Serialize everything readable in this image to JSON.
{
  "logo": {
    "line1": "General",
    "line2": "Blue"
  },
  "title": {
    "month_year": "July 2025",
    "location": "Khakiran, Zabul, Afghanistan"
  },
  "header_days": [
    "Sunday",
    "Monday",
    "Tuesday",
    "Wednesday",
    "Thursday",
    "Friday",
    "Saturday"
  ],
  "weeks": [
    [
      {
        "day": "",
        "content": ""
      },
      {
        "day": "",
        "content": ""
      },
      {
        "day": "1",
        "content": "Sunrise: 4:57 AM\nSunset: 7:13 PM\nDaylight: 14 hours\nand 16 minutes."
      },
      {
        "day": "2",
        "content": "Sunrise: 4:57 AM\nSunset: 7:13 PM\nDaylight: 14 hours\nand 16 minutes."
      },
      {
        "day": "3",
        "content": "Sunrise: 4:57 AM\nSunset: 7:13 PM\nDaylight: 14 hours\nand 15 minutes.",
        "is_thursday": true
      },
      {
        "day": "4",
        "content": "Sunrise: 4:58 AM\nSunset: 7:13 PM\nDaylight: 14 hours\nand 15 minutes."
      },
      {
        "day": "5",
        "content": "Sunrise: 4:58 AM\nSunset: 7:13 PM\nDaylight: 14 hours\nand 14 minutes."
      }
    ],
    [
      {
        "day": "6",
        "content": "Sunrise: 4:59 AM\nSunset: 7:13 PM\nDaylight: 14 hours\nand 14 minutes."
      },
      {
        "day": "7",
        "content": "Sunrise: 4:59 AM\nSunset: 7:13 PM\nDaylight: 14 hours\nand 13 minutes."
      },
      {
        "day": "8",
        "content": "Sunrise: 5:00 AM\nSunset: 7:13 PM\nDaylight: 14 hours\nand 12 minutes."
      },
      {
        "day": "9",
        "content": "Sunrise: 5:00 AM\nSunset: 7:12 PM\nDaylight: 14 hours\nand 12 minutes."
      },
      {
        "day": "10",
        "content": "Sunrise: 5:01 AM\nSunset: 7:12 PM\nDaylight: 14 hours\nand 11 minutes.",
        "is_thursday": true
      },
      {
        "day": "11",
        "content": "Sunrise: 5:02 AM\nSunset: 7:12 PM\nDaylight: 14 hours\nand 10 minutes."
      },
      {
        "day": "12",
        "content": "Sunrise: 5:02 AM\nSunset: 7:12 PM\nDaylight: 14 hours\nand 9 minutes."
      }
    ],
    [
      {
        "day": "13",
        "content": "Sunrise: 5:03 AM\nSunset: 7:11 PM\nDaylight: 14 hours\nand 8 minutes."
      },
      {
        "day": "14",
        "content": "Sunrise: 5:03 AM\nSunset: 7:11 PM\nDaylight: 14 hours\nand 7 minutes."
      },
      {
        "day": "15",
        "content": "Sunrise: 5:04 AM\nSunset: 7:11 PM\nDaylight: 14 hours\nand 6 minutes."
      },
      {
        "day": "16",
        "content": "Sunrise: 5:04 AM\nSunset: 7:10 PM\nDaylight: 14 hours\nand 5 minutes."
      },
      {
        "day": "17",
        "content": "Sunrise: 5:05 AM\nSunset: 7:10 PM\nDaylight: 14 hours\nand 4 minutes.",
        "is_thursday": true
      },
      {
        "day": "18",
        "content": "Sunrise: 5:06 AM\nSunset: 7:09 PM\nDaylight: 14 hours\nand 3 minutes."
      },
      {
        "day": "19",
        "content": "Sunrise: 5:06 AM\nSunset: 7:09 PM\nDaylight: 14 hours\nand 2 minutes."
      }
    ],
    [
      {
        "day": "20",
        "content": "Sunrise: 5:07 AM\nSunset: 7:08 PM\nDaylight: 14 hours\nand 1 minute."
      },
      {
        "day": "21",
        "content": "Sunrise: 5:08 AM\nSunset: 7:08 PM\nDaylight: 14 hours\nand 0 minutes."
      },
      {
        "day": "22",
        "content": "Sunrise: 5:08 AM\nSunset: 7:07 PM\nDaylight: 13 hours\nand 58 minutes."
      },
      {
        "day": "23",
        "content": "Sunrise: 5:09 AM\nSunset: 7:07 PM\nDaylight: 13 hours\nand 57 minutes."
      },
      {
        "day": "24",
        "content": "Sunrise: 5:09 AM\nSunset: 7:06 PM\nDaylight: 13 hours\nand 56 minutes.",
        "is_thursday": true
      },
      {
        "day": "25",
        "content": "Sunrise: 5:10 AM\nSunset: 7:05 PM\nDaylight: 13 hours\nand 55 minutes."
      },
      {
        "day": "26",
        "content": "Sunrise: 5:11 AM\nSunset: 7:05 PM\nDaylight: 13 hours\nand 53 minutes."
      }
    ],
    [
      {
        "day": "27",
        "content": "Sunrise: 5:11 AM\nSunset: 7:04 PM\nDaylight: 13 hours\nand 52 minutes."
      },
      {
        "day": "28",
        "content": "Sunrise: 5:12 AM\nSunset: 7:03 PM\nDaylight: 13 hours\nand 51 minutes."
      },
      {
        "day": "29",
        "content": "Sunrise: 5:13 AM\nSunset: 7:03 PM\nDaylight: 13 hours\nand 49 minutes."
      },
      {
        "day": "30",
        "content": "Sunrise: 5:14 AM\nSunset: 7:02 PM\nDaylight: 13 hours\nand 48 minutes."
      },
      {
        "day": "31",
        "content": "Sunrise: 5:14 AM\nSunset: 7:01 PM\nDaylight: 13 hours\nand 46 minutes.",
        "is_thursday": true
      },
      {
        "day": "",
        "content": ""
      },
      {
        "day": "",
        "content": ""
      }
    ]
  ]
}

= = = = = = =

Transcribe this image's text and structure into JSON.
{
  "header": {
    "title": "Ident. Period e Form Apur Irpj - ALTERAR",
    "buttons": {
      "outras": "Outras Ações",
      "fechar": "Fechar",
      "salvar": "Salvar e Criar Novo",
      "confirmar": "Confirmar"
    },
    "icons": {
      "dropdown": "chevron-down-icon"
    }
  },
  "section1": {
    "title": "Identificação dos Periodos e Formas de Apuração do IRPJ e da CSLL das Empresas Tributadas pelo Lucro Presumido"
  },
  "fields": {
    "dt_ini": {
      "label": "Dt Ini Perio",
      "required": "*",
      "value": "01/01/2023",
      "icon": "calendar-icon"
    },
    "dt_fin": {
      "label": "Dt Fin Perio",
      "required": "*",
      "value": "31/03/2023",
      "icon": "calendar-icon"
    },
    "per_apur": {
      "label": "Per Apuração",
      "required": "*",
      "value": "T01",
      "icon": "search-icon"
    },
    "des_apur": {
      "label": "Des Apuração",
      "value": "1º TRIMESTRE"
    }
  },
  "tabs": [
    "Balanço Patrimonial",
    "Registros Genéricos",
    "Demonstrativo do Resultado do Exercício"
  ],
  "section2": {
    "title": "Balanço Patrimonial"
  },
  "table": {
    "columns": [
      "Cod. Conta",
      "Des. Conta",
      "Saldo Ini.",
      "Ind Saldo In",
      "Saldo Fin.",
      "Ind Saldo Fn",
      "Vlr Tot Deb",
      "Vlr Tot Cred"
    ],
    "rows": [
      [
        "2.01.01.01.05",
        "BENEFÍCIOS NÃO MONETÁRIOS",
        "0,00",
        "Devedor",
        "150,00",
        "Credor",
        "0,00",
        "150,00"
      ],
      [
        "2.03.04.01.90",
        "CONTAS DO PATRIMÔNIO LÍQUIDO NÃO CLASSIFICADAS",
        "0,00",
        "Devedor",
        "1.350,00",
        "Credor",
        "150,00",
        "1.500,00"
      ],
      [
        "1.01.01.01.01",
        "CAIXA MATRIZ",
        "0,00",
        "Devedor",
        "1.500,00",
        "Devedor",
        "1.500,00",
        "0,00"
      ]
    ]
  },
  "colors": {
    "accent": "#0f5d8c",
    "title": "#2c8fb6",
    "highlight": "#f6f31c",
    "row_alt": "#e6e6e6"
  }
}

= = = = = = =

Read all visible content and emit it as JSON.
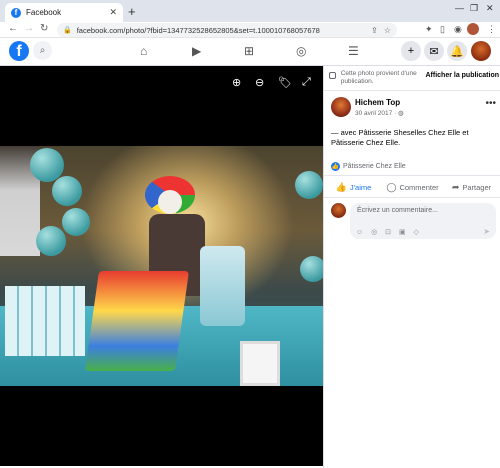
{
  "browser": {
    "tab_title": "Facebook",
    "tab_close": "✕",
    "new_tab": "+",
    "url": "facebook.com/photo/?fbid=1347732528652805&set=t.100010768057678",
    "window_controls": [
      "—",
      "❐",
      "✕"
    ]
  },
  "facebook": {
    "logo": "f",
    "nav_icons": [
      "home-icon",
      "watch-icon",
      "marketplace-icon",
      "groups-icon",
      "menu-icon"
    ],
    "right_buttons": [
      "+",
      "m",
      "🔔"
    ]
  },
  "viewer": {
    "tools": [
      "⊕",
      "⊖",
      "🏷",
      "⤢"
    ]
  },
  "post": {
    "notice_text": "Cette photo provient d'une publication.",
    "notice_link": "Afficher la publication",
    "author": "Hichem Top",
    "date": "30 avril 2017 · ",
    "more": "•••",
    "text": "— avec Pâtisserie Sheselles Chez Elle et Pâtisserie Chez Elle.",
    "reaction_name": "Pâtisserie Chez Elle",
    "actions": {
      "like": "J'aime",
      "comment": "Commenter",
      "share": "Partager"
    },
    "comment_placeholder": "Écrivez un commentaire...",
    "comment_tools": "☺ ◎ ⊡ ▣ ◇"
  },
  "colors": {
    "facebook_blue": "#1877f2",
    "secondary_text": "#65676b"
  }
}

= = = = = = =

**EXERCISE GOAL:** Return every line of the preceding records in which the word "Balanço" appears.

**FULL SOLUTION:**
    "Balanço Patrimonial",
    "title": "Balanço Patrimonial"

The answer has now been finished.